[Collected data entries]
------

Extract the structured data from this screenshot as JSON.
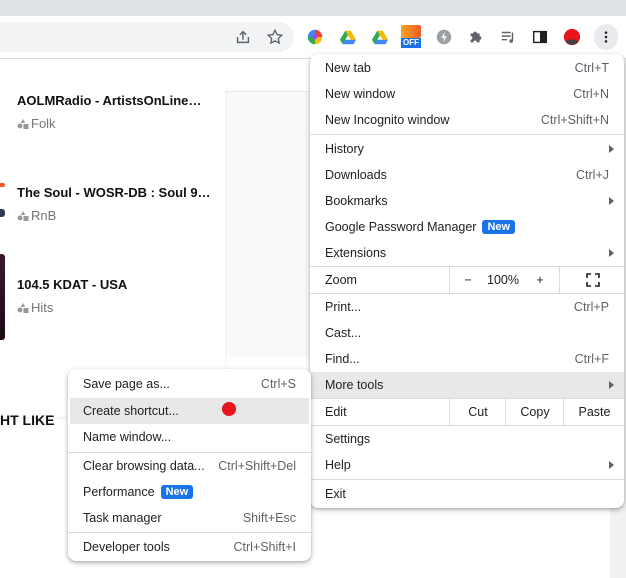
{
  "toolbar": {
    "icons": [
      "share-icon",
      "bookmark-star-icon",
      "color-wheel-extension-icon",
      "drive-extension-icon",
      "drive-extension-icon-2",
      "off-extension-icon",
      "speed-extension-icon",
      "extensions-puzzle-icon",
      "media-playlist-icon",
      "side-panel-icon",
      "profile-avatar-icon",
      "more-menu-icon"
    ],
    "off_badge": "OFF"
  },
  "stations": [
    {
      "name": "AOLMRadio - ArtistsOnLine…",
      "genre": "Folk"
    },
    {
      "name": "The Soul - WOSR-DB : Soul 9…",
      "genre": "RnB"
    },
    {
      "name": "104.5 KDAT - USA",
      "genre": "Hits"
    }
  ],
  "page_heading": "HT LIKE",
  "main_menu": {
    "new_tab": {
      "label": "New tab",
      "shortcut": "Ctrl+T"
    },
    "new_window": {
      "label": "New window",
      "shortcut": "Ctrl+N"
    },
    "new_incognito": {
      "label": "New Incognito window",
      "shortcut": "Ctrl+Shift+N"
    },
    "history": {
      "label": "History"
    },
    "downloads": {
      "label": "Downloads",
      "shortcut": "Ctrl+J"
    },
    "bookmarks": {
      "label": "Bookmarks"
    },
    "password_manager": {
      "label": "Google Password Manager",
      "badge": "New"
    },
    "extensions": {
      "label": "Extensions"
    },
    "zoom": {
      "label": "Zoom",
      "minus": "−",
      "value": "100%",
      "plus": "+"
    },
    "print": {
      "label": "Print...",
      "shortcut": "Ctrl+P"
    },
    "cast": {
      "label": "Cast..."
    },
    "find": {
      "label": "Find...",
      "shortcut": "Ctrl+F"
    },
    "more_tools": {
      "label": "More tools"
    },
    "edit": {
      "label": "Edit",
      "cut": "Cut",
      "copy": "Copy",
      "paste": "Paste"
    },
    "settings": {
      "label": "Settings"
    },
    "help": {
      "label": "Help"
    },
    "exit": {
      "label": "Exit"
    }
  },
  "sub_menu": {
    "save_page": {
      "label": "Save page as...",
      "shortcut": "Ctrl+S"
    },
    "create_shortcut": {
      "label": "Create shortcut..."
    },
    "name_window": {
      "label": "Name window..."
    },
    "clear_data": {
      "label": "Clear browsing data...",
      "shortcut": "Ctrl+Shift+Del"
    },
    "performance": {
      "label": "Performance",
      "badge": "New"
    },
    "task_manager": {
      "label": "Task manager",
      "shortcut": "Shift+Esc"
    },
    "dev_tools": {
      "label": "Developer tools",
      "shortcut": "Ctrl+Shift+I"
    }
  },
  "colors": {
    "accent": "#1a73e8",
    "pointer_dot": "#e8141c",
    "highlight": "#e8e8e9"
  }
}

------

Leave out all pictures, then copy the remaining material exactly.

Extract the structured data from this screenshot as JSON.
{
  "toolbar": {
    "icons": [
      "share-icon",
      "bookmark-star-icon",
      "color-wheel-extension-icon",
      "drive-extension-icon",
      "drive-extension-icon-2",
      "off-extension-icon",
      "speed-extension-icon",
      "extensions-puzzle-icon",
      "media-playlist-icon",
      "side-panel-icon",
      "profile-avatar-icon",
      "more-menu-icon"
    ],
    "off_badge": "OFF"
  },
  "stations": [
    {
      "name": "AOLMRadio - ArtistsOnLine…",
      "genre": "Folk"
    },
    {
      "name": "The Soul - WOSR-DB : Soul 9…",
      "genre": "RnB"
    },
    {
      "name": "104.5 KDAT - USA",
      "genre": "Hits"
    }
  ],
  "page_heading": "HT LIKE",
  "main_menu": {
    "new_tab": {
      "label": "New tab",
      "shortcut": "Ctrl+T"
    },
    "new_window": {
      "label": "New window",
      "shortcut": "Ctrl+N"
    },
    "new_incognito": {
      "label": "New Incognito window",
      "shortcut": "Ctrl+Shift+N"
    },
    "history": {
      "label": "History"
    },
    "downloads": {
      "label": "Downloads",
      "shortcut": "Ctrl+J"
    },
    "bookmarks": {
      "label": "Bookmarks"
    },
    "password_manager": {
      "label": "Google Password Manager",
      "badge": "New"
    },
    "extensions": {
      "label": "Extensions"
    },
    "zoom": {
      "label": "Zoom",
      "minus": "−",
      "value": "100%",
      "plus": "+"
    },
    "print": {
      "label": "Print...",
      "shortcut": "Ctrl+P"
    },
    "cast": {
      "label": "Cast..."
    },
    "find": {
      "label": "Find...",
      "shortcut": "Ctrl+F"
    },
    "more_tools": {
      "label": "More tools"
    },
    "edit": {
      "label": "Edit",
      "cut": "Cut",
      "copy": "Copy",
      "paste": "Paste"
    },
    "settings": {
      "label": "Settings"
    },
    "help": {
      "label": "Help"
    },
    "exit": {
      "label": "Exit"
    }
  },
  "sub_menu": {
    "save_page": {
      "label": "Save page as...",
      "shortcut": "Ctrl+S"
    },
    "create_shortcut": {
      "label": "Create shortcut..."
    },
    "name_window": {
      "label": "Name window..."
    },
    "clear_data": {
      "label": "Clear browsing data...",
      "shortcut": "Ctrl+Shift+Del"
    },
    "performance": {
      "label": "Performance",
      "badge": "New"
    },
    "task_manager": {
      "label": "Task manager",
      "shortcut": "Shift+Esc"
    },
    "dev_tools": {
      "label": "Developer tools",
      "shortcut": "Ctrl+Shift+I"
    }
  },
  "colors": {
    "accent": "#1a73e8",
    "pointer_dot": "#e8141c",
    "highlight": "#e8e8e9"
  }
}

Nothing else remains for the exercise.